▸ WRITTEN EXERCISE:
Select every line holding the word "climate" and copy it.

▸ ROWS:
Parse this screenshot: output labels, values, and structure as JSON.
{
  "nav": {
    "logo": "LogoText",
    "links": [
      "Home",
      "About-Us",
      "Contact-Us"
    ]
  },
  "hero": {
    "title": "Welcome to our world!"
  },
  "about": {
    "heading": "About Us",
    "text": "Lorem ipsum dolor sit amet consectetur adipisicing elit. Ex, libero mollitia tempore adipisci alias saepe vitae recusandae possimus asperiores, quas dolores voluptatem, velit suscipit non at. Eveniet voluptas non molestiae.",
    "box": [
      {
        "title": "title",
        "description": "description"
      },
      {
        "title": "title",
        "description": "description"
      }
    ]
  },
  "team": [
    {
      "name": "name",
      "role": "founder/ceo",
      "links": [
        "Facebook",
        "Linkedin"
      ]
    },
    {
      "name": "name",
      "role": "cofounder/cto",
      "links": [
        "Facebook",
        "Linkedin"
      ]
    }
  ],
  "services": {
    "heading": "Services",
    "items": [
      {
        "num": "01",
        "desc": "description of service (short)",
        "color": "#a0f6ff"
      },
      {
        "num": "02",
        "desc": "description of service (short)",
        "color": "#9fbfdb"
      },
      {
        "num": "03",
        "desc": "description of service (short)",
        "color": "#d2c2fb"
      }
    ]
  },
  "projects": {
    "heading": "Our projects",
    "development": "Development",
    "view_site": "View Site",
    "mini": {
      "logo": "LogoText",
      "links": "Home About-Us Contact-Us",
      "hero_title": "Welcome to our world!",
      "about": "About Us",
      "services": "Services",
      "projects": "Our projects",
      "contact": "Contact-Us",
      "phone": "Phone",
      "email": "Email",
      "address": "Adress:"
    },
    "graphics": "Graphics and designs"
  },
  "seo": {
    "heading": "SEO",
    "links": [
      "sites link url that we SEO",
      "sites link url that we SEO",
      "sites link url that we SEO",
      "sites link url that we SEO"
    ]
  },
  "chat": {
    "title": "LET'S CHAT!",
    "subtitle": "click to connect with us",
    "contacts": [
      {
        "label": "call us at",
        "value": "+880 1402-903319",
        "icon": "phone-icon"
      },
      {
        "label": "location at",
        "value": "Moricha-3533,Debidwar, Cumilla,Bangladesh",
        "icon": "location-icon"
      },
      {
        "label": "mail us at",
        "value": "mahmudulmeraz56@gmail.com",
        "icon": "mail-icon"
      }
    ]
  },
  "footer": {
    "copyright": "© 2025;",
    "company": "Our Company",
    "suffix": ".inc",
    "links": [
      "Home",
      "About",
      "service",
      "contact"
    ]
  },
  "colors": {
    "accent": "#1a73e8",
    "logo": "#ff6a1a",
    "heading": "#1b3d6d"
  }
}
* * *
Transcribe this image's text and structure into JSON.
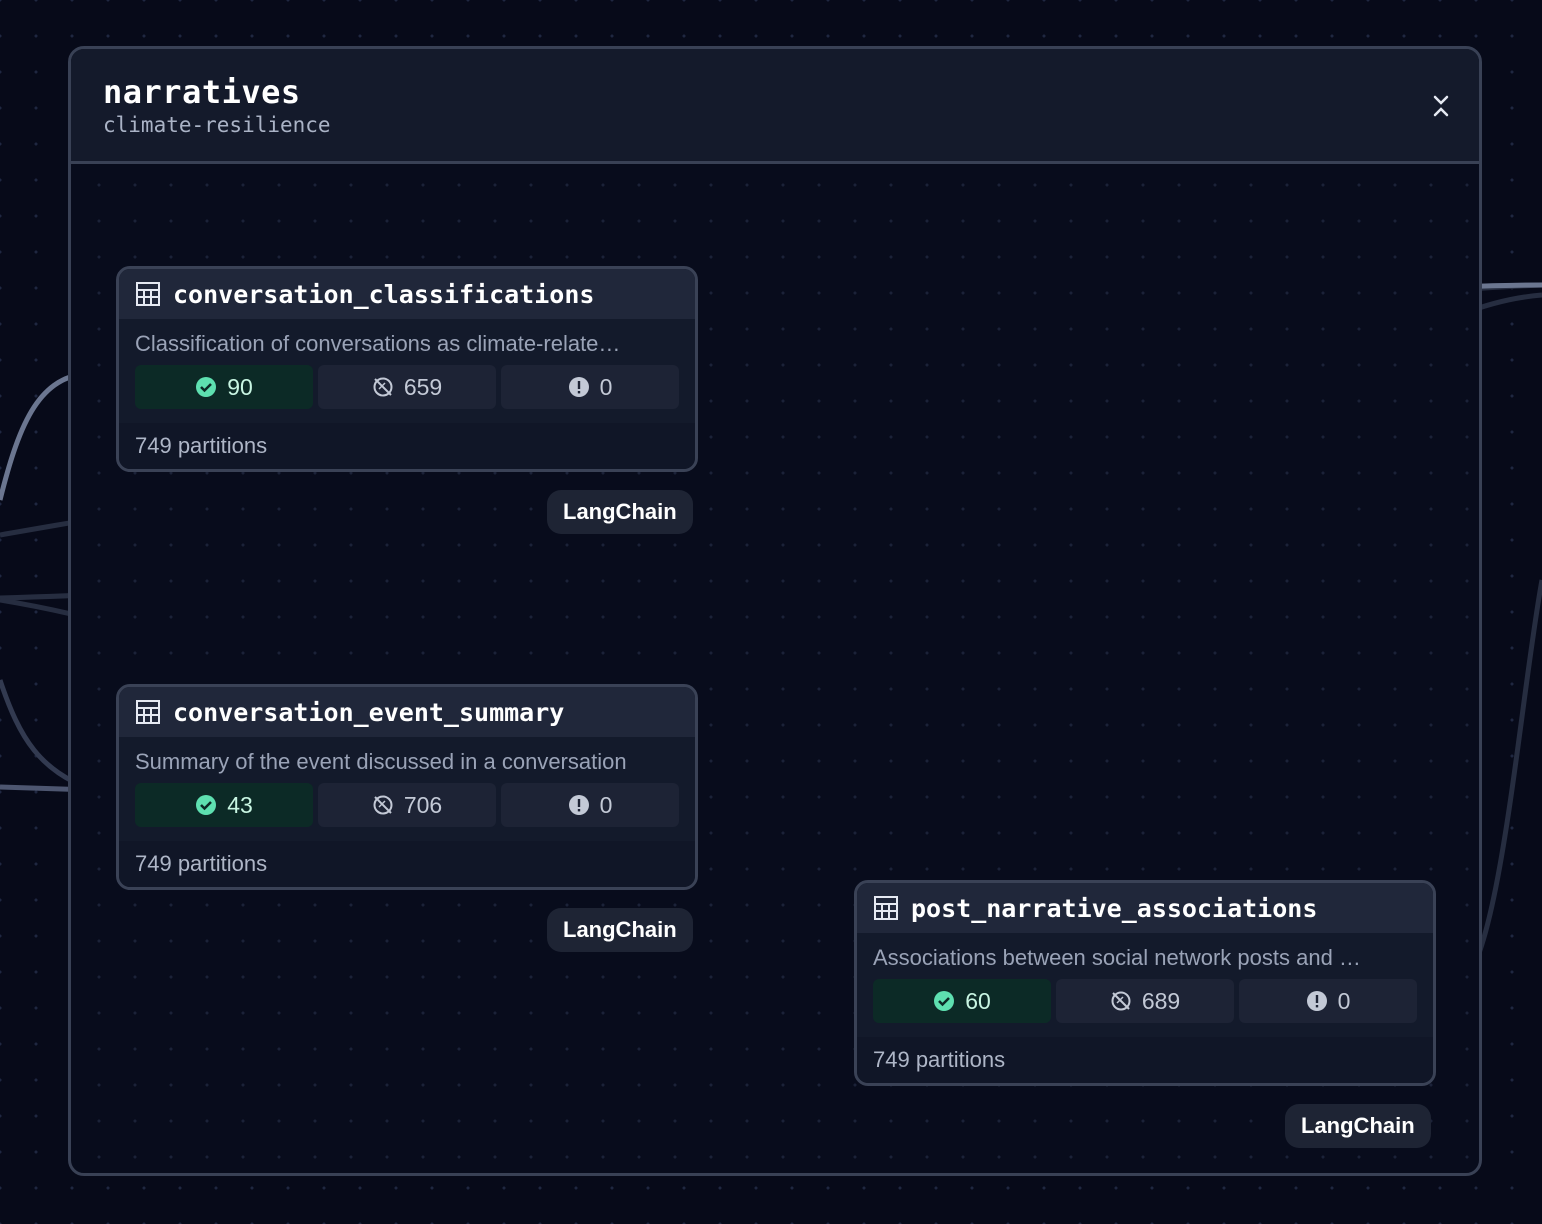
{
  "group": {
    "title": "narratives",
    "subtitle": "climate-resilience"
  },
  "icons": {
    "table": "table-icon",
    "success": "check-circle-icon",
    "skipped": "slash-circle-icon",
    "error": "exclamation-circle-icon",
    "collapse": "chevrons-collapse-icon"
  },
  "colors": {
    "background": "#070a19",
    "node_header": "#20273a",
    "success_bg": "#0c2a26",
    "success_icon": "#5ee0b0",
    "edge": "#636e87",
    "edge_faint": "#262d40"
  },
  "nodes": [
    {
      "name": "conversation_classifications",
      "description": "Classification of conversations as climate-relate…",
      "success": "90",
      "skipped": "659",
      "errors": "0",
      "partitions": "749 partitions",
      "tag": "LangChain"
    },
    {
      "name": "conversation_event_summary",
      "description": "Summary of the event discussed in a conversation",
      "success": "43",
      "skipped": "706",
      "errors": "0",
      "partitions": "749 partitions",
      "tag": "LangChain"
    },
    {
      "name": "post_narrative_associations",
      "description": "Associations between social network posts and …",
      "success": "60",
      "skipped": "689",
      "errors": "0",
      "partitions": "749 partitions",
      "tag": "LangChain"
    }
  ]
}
--
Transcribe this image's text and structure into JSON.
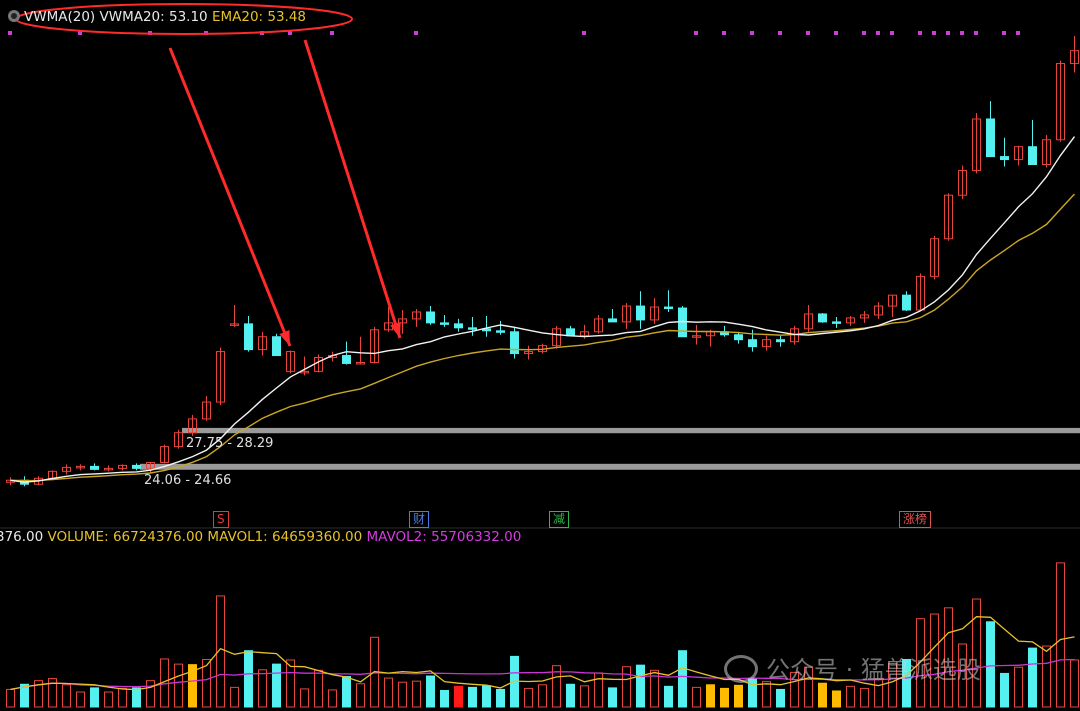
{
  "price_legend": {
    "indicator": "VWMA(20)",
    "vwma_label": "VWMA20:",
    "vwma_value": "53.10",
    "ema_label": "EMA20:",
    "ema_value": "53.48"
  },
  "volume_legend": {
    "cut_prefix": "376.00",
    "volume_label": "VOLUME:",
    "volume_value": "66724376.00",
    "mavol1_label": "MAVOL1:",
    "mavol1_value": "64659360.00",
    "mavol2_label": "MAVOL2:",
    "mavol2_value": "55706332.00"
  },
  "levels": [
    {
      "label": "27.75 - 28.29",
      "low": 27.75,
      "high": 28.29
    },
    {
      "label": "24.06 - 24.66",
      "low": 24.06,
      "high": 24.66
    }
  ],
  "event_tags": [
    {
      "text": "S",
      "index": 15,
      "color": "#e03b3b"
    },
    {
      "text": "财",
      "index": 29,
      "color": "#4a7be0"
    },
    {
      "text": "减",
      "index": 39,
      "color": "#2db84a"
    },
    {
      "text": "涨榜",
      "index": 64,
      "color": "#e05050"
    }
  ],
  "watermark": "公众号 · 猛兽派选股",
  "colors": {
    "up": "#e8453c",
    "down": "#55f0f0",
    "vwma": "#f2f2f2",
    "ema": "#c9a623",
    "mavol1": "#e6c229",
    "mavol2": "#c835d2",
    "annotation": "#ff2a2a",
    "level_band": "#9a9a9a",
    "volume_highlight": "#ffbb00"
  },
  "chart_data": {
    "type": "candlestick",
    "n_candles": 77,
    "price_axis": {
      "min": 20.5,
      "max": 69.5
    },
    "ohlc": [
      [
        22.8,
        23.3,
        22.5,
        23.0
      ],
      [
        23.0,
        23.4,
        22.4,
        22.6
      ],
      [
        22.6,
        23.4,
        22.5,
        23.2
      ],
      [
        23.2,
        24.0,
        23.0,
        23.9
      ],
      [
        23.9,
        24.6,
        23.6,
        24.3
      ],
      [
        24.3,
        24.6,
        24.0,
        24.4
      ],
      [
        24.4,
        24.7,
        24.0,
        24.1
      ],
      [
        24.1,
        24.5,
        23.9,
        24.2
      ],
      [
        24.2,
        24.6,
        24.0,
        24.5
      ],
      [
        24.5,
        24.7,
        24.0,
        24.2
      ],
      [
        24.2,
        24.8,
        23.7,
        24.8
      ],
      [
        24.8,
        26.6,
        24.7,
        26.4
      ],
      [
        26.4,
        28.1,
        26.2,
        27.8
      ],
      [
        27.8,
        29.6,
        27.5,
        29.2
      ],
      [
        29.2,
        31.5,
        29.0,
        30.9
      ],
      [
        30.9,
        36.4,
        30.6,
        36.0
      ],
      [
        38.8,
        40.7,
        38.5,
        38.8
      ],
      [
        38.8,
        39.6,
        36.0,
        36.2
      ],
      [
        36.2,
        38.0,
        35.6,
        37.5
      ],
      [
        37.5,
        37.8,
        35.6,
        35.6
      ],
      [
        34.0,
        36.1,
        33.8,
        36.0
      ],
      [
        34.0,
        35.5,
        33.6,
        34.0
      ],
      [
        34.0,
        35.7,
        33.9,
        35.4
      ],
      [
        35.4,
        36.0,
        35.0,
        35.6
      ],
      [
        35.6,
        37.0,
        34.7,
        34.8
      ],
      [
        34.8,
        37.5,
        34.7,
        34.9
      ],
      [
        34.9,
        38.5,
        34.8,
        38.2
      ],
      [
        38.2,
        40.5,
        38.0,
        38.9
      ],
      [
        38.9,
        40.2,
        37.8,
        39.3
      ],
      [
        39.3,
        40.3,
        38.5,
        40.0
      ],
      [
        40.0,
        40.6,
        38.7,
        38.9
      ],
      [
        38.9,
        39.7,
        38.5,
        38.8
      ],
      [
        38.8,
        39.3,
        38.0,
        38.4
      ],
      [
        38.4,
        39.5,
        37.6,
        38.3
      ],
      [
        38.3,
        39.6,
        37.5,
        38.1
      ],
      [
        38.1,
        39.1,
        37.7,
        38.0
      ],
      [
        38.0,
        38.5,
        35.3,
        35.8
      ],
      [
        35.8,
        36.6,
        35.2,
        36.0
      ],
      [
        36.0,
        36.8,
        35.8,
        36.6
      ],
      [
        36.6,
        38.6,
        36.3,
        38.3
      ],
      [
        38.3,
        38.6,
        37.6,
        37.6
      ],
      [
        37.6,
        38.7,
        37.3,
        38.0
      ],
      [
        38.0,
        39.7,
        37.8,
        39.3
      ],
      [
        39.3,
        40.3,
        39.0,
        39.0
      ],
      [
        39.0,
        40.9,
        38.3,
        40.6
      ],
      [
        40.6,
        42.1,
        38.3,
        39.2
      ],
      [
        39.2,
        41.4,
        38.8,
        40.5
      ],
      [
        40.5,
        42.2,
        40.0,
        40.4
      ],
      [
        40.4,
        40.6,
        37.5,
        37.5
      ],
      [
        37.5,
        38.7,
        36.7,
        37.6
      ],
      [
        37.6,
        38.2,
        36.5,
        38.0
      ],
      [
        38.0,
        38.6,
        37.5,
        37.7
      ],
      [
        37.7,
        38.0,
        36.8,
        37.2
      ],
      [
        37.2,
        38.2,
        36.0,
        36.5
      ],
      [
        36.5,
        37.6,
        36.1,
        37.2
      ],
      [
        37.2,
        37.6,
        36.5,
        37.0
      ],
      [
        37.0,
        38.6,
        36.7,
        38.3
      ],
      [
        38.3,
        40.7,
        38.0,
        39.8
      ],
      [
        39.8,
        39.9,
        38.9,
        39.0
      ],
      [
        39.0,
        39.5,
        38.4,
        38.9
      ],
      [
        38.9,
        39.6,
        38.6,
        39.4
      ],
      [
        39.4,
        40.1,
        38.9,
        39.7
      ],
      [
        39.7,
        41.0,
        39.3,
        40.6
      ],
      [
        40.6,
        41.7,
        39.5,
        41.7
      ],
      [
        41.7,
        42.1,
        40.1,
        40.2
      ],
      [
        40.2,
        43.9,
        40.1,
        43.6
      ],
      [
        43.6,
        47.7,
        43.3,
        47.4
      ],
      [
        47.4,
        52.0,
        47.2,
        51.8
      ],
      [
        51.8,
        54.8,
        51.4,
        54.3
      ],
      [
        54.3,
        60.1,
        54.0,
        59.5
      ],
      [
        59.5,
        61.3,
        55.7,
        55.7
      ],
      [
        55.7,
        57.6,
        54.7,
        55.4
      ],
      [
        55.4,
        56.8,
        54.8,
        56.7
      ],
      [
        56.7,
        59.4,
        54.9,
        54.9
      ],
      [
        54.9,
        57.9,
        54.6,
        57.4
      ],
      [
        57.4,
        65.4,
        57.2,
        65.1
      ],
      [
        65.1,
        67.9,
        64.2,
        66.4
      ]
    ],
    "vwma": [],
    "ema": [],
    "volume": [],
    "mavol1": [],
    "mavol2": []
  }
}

▸ SOLVED PROBLEM:
    "subtitle": "climate-resilience"
      "description": "Classification of conversations as climate-relate…",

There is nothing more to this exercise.